Start of Document section
Maybe if someone has the book handy for a 2004 Outback, you could look up how much draw the microwave has. Maybe I have something wrong with the microwave. Maybe another item for the warranty list, which is now getting quite long. Thanks, vw


----------



## CamperAndy (Aug 26, 2004)

Vdub - It should have worked fine but (and there is always a but) the load on the Honda may have been limited due to other loads in the trailer. Do you remember if the Hot water or refrigerator were in electric mode? Had you been on batteries a while and the on board charger was working hard? Were a bunch of lights on making the rectifier work hard? It does add up quick.

If you have a volt meter next time you get to play with your trailer and Honda watch the 110 voltage as you start up the microwave. See how far it drops. Force the refrigerator into LP mode and re-test. Also test the Microwave on shore power to see if there are any functional issues with the Micro wave.


----------



## Guest (Sep 14, 2004)

VDUB,
I run my microwave with the EU2000i without problems. I once thought that the generator had a problem because it would go into overload with just about anything; but when I turned the electric side of the hot water heater off everything was fine again. You may want to check for other loads. Hope this helps.
Happy Camping,
Gary


----------



## vdub (Jun 19, 2004)

Thanks for the responses. Frig could have been on, but the hot water was drained and definitly off. TV wasn't on, no lights were on. I'll check it again this weekend. There isn't any electricity yet at the storage place (I just built the building this summer), so I may not have the opportunity to test with shore power. Depends on how the weekend goes.

Hey, Andy! Sounds like you and I should have swapped where we bought. I got mine in Spokane which is closer to you and you got yours in Lewiston which is closer to me. When I bought mine last Feb, Krueger's didn't have any even tho I had asked them. Big bummer. Warranty work is now a 200 mile trip one way.


----------



## BigBadBrain (Aug 26, 2004)

VDub,
I was told by two different dealers that warantee work could be done at any dealer that does Keystone trailers or fivers. Did I get a bunch of hooey from the dealer on this???

I guess a general question to the more experienced Outbackers out there - can you get warantee work done at any dealer or only the one you got it from?
End of Document section
Start of Supplied data
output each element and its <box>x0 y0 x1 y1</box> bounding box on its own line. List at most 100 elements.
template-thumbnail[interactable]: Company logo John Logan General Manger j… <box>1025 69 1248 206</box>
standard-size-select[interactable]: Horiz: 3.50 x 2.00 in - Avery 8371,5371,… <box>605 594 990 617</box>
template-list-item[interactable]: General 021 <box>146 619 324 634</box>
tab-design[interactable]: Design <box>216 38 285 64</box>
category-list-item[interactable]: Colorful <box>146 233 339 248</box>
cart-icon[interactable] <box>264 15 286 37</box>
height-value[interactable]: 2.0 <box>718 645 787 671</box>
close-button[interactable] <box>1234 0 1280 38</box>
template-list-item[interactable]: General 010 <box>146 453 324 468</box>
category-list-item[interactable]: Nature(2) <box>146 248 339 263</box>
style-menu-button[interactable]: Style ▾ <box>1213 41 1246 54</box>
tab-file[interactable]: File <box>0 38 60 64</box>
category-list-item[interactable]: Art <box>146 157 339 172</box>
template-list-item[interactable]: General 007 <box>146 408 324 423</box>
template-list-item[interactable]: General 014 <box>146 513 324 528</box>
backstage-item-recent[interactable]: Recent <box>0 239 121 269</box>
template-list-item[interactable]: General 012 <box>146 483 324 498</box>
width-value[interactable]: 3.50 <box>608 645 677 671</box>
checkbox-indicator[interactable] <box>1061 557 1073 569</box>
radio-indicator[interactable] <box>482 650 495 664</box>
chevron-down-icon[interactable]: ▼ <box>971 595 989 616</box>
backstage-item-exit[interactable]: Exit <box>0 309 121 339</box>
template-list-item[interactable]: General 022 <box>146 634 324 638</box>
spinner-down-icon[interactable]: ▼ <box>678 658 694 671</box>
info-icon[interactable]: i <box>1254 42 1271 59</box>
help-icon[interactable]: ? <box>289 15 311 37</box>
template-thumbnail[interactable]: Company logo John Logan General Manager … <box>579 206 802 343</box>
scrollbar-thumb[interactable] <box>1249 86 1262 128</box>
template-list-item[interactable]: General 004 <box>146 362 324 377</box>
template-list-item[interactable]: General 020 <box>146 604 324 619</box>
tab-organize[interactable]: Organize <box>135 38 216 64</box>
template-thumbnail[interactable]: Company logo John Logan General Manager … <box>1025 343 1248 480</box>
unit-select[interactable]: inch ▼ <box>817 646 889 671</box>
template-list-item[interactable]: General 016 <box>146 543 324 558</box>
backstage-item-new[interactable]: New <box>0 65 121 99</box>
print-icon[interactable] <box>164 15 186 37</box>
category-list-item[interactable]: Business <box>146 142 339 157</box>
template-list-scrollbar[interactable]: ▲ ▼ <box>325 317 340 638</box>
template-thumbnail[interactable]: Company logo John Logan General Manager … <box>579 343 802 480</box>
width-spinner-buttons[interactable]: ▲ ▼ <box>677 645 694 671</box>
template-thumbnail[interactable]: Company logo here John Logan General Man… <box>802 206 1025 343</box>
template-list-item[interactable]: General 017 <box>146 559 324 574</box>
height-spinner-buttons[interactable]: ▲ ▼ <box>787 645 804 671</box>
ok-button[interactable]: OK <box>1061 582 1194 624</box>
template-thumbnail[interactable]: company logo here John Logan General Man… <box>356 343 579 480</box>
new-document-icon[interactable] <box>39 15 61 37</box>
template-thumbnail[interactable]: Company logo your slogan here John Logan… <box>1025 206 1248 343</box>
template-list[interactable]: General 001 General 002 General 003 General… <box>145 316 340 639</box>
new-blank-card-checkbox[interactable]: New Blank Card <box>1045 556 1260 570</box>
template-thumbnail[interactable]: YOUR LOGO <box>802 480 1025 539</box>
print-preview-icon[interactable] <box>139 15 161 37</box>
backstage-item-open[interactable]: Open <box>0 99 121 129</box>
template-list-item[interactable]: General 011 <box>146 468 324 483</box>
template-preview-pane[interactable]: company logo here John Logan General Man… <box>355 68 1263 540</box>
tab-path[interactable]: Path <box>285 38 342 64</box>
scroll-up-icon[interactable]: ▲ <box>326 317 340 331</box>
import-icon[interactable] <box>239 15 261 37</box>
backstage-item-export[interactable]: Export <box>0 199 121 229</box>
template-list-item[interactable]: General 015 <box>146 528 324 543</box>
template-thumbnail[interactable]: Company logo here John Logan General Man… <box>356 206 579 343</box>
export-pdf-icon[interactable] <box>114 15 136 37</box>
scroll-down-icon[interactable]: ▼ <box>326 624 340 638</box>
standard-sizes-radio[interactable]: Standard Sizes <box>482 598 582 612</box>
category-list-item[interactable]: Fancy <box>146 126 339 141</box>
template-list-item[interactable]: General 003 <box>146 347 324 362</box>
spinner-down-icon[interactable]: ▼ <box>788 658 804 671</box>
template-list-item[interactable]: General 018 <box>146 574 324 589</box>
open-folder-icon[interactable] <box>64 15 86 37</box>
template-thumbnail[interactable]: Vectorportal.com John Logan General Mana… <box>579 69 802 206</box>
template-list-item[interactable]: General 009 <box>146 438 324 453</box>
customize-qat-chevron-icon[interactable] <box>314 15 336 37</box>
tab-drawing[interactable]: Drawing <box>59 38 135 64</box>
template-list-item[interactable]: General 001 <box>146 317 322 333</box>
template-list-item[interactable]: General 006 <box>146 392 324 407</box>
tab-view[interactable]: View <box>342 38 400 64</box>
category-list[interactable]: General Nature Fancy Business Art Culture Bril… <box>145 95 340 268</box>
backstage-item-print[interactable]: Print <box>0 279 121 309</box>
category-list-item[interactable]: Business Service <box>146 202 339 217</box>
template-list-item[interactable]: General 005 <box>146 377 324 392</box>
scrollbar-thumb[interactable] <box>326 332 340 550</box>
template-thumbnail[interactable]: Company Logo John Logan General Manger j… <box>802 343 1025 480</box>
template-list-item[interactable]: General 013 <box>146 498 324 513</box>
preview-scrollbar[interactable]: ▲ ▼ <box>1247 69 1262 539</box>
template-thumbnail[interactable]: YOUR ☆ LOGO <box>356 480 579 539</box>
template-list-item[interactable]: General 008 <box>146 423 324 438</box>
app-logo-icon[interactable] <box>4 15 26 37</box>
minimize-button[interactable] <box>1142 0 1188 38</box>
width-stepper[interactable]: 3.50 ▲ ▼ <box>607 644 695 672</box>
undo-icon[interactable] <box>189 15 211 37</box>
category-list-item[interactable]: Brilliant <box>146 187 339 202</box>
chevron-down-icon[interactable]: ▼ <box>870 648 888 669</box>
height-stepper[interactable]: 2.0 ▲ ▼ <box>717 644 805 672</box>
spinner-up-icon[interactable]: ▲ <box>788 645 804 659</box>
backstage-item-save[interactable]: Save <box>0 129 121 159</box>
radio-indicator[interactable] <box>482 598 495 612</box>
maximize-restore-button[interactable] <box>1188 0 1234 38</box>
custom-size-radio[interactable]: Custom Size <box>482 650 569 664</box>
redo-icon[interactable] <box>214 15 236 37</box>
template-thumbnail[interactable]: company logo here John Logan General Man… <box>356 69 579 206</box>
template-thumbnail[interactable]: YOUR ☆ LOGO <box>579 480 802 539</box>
End of Supplied data
— Problem set —
[1] Can you render the entries as a Markdown table with the columns Row and Line, covering everything from the first line of the entries through the line containing "info-icon[interactable]: i <box>1254", both ends included, with each line numbered and blank lines omitted?
[2] Can you write what comes next in the forum thread about running a trailer microwave on a generator, picking up after its last post?

— The results —
[1]
| Row | Line |
|---|---|
| 1 | output each element and its <box>x0 y0 x1 y1</box> bounding box on its own line. List at most 100 elements. |
| 2 | template-thumbnail[interactable]: Company logo John Logan General Manger j… <box>1025 69 1248 206</box> |
| 3 | standard-size-select[interactable]: Horiz: 3.50 x 2.00 in - Avery 8371,5371,… <box>605 594 990 617</box> |
| 4 | template-list-item[interactable]: General 021 <box>146 619 324 634</box> |
| 5 | tab-design[interactable]: Design <box>216 38 285 64</box> |
| 6 | category-list-item[interactable]: Colorful <box>146 233 339 248</box> |
| 7 | cart-icon[interactable] <box>264 15 286 37</box> |
| 8 | height-value[interactable]: 2.0 <box>718 645 787 671</box> |
| 9 | close-button[interactable] <box>1234 0 1280 38</box> |
| 10 | template-list-item[interactable]: General 010 <box>146 453 324 468</box> |
| 11 | category-list-item[interactable]: Nature(2) <box>146 248 339 263</box> |
| 12 | style-menu-button[interactable]: Style ▾ <box>1213 41 1246 54</box> |
| 13 | tab-file[interactable]: File <box>0 38 60 64</box> |
| 14 | category-list-item[interactable]: Art <box>146 157 339 172</box> |
| 15 | template-list-item[interactable]: General 007 <box>146 408 324 423</box> |
| 16 | template-list-item[interactable]: General 014 <box>146 513 324 528</box> |
| 17 | backstage-item-recent[interactable]: Recent <box>0 239 121 269</box> |
| 18 | template-list-item[interactable]: General 012 <box>146 483 324 498</box> |
| 19 | width-value[interactable]: 3.50 <box>608 645 677 671</box> |
| 20 | checkbox-indicator[interactable] <box>1061 557 1073 569</box> |
| 21 | radio-indicator[interactable] <box>482 650 495 664</box> |
| 22 | chevron-down-icon[interactable]: ▼ <box>971 595 989 616</box> |
| 23 | backstage-item-exit[interactable]: Exit <box>0 309 121 339</box> |
| 24 | template-list-item[interactable]: General 022 <box>146 634 324 638</box> |
| 25 | spinner-down-icon[interactable]: ▼ <box>678 658 694 671</box> |
| 26 | info-icon[interactable]: i <box>1254 42 1271 59</box> |

[2]
Brian


----------



## hurricaneplumber (Apr 12, 2004)

Work can be done at any registered dealer, but if you didn't buy from them then you are at their mercy for scheduling and speed to get it done. They still get paid by the parent company for warranty but if they don't like you for some reason it will show and you will more than likely be waiting.
But some delaers are nice and you may not have any problems at all.

Good luck.


----------



## hatcityhosehauler (Feb 13, 2004)

vdub, I just looked at my microwave. I have the Dometic unit in my 26RS, and the label states that it is 120 V, 12.5 amp and has a power comsumption of 1350 watts. Hope this helps, and Hurricaneplumber is correct. Any Keystone facility can perform warranty work, and will get paid by Keystone. They question is "will they" if you did not purchase it from them. I know that the dealership I purchased my unit from offers priority scheduling for their customers, and a 10% break on parts and supplies sold in the store.

Tim


----------



## Y-Guy (Jan 30, 2004)

If the fridge and converter/charger are running along with lights it might have been a bit much. Did you have the fan or anything else running? TV?


----------



## vdub (Jun 19, 2004)

I don't think anything else was running, but I was in a big hurry to get out of there. I was putting in the endwall of the building I built this summer to house the RV. It was raining, late, we were tired and still had a 1.5 hr drive home. So I just unplugged everything and decided to look at it closer this weekend.

I'll check it out closer and let you guys know what I find out. Thanks.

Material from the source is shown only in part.